___ Extracted material ___

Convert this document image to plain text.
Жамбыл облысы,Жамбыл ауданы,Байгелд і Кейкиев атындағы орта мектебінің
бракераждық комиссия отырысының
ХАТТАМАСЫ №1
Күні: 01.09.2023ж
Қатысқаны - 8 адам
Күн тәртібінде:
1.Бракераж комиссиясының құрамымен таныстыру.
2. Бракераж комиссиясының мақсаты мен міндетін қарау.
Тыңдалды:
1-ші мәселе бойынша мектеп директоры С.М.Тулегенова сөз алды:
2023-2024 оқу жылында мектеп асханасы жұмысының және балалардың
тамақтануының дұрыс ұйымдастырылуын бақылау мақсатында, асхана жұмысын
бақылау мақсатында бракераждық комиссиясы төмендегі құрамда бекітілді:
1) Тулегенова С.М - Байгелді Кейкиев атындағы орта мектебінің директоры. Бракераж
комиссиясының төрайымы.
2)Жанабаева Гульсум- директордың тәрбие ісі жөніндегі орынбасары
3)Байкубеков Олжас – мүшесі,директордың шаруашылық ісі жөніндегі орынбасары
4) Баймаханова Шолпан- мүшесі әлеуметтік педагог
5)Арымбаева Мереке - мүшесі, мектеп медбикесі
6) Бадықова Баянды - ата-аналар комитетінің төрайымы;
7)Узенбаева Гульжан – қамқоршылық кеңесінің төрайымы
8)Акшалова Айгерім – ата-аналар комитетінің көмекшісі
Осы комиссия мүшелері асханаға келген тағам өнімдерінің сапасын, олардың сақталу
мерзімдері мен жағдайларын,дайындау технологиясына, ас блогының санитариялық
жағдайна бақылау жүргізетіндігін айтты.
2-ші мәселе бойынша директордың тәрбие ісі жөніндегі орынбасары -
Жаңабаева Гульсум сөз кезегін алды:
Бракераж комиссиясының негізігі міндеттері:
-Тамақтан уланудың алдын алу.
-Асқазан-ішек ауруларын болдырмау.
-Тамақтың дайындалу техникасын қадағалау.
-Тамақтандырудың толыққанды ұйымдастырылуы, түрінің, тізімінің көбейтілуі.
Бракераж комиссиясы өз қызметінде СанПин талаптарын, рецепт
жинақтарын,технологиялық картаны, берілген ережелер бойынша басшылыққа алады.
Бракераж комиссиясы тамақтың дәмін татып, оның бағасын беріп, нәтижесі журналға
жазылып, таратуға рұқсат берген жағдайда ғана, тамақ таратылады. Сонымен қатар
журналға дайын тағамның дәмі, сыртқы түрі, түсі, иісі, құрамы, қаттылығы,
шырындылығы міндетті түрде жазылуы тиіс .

___

> **Work to be completed**
What is the number of lines in the data above that include the word "атындағы"? Answer with that number only.

> **Result of the task**
2